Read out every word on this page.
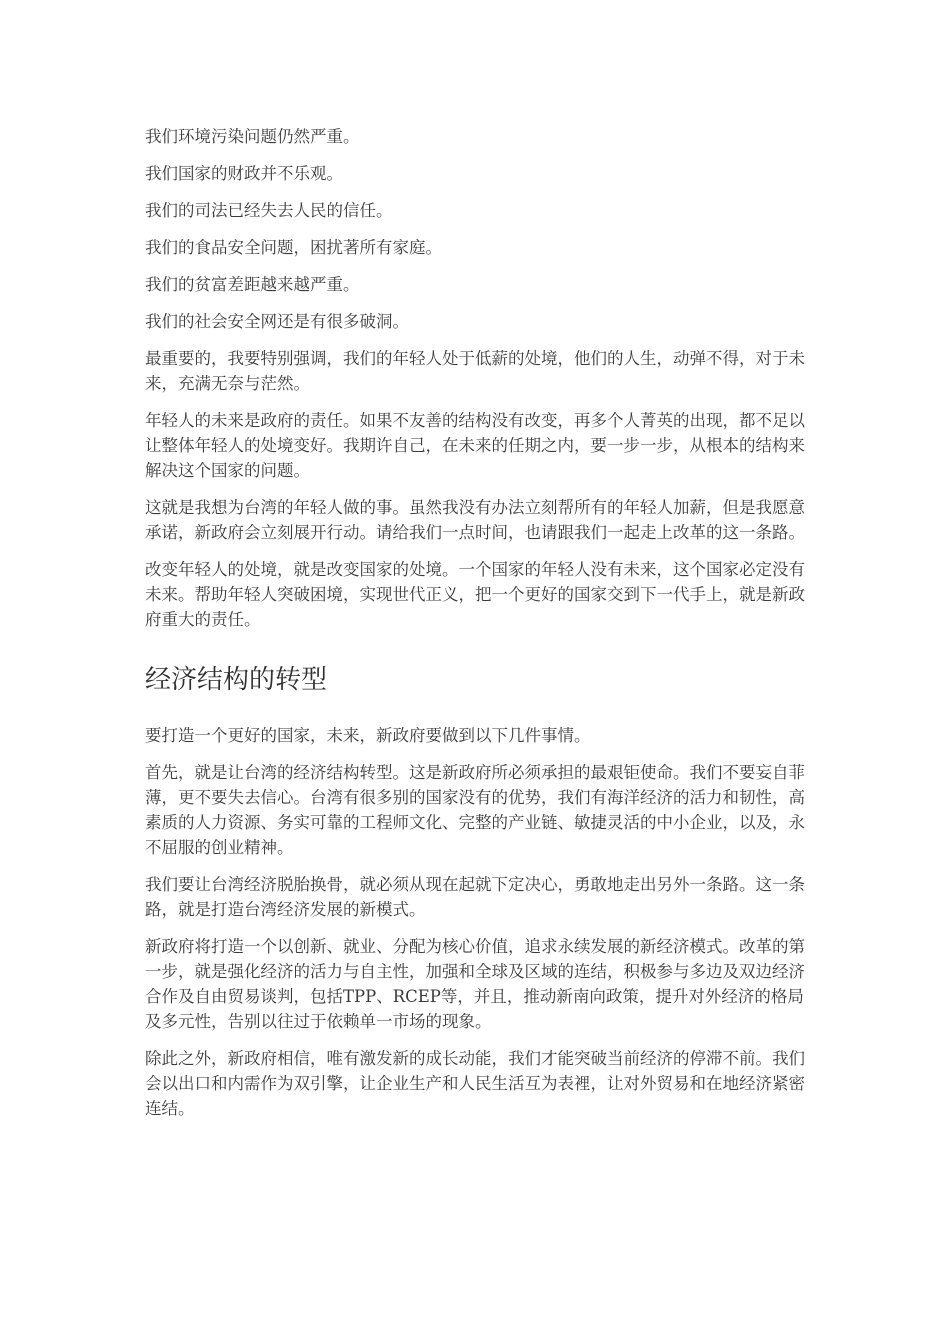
我们环境污染问题仍然严重。

我们国家的财政并不乐观。

我们的司法已经失去人民的信任。

我们的食品安全问题，困扰著所有家庭。

我们的贫富差距越来越严重。

我们的社会安全网还是有很多破洞。

最重要的，我要特别强调，我们的年轻人处于低薪的处境，他们的人生，动弹不得，对于未来，充满无奈与茫然。

年轻人的未来是政府的责任。如果不友善的结构没有改变，再多个人菁英的出现，都不足以让整体年轻人的处境变好。我期许自己，在未来的任期之内，要一步一步，从根本的结构来解决这个国家的问题。

这就是我想为台湾的年轻人做的事。虽然我没有办法立刻帮所有的年轻人加薪，但是我愿意承诺，新政府会立刻展开行动。请给我们一点时间，也请跟我们一起走上改革的这一条路。

改变年轻人的处境，就是改变国家的处境。一个国家的年轻人没有未来，这个国家必定没有未来。帮助年轻人突破困境，实现世代正义，把一个更好的国家交到下一代手上，就是新政府重大的责任。

经济结构的转型

要打造一个更好的国家，未来，新政府要做到以下几件事情。

首先，就是让台湾的经济结构转型。这是新政府所必须承担的最艰钜使命。我们不要妄自菲薄，更不要失去信心。台湾有很多别的国家没有的优势，我们有海洋经济的活力和韧性，高素质的人力资源、务实可靠的工程师文化、完整的产业链、敏捷灵活的中小企业，以及，永不屈服的创业精神。

我们要让台湾经济脱胎换骨，就必须从现在起就下定决心，勇敢地走出另外一条路。这一条路，就是打造台湾经济发展的新模式。

新政府将打造一个以创新、就业、分配为核心价值，追求永续发展的新经济模式。改革的第一步，就是强化经济的活力与自主性，加强和全球及区域的连结，积极参与多边及双边经济合作及自由贸易谈判，包括TPP、RCEP等，并且，推动新南向政策，提升对外经济的格局及多元性，告别以往过于依赖单一市场的现象。

除此之外，新政府相信，唯有激发新的成长动能，我们才能突破当前经济的停滞不前。我们会以出口和内需作为双引擎，让企业生产和人民生活互为表裡，让对外贸易和在地经济紧密连结。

Problem statement >>
Print all of the entries word for word. Omit the pictures they contain.

Exercise response >>
Read out every word on this page.
我们环境污染问题仍然严重。

我们国家的财政并不乐观。

我们的司法已经失去人民的信任。

我们的食品安全问题，困扰著所有家庭。

我们的贫富差距越来越严重。

我们的社会安全网还是有很多破洞。

最重要的，我要特别强调，我们的年轻人处于低薪的处境，他们的人生，动弹不得，对于未来，充满无奈与茫然。

年轻人的未来是政府的责任。如果不友善的结构没有改变，再多个人菁英的出现，都不足以让整体年轻人的处境变好。我期许自己，在未来的任期之内，要一步一步，从根本的结构来解决这个国家的问题。

这就是我想为台湾的年轻人做的事。虽然我没有办法立刻帮所有的年轻人加薪，但是我愿意承诺，新政府会立刻展开行动。请给我们一点时间，也请跟我们一起走上改革的这一条路。

改变年轻人的处境，就是改变国家的处境。一个国家的年轻人没有未来，这个国家必定没有未来。帮助年轻人突破困境，实现世代正义，把一个更好的国家交到下一代手上，就是新政府重大的责任。

经济结构的转型

要打造一个更好的国家，未来，新政府要做到以下几件事情。

首先，就是让台湾的经济结构转型。这是新政府所必须承担的最艰钜使命。我们不要妄自菲薄，更不要失去信心。台湾有很多别的国家没有的优势，我们有海洋经济的活力和韧性，高素质的人力资源、务实可靠的工程师文化、完整的产业链、敏捷灵活的中小企业，以及，永不屈服的创业精神。

我们要让台湾经济脱胎换骨，就必须从现在起就下定决心，勇敢地走出另外一条路。这一条路，就是打造台湾经济发展的新模式。

新政府将打造一个以创新、就业、分配为核心价值，追求永续发展的新经济模式。改革的第一步，就是强化经济的活力与自主性，加强和全球及区域的连结，积极参与多边及双边经济合作及自由贸易谈判，包括TPP、RCEP等，并且，推动新南向政策，提升对外经济的格局及多元性，告别以往过于依赖单一市场的现象。

除此之外，新政府相信，唯有激发新的成长动能，我们才能突破当前经济的停滞不前。我们会以出口和内需作为双引擎，让企业生产和人民生活互为表裡，让对外贸易和在地经济紧密连结。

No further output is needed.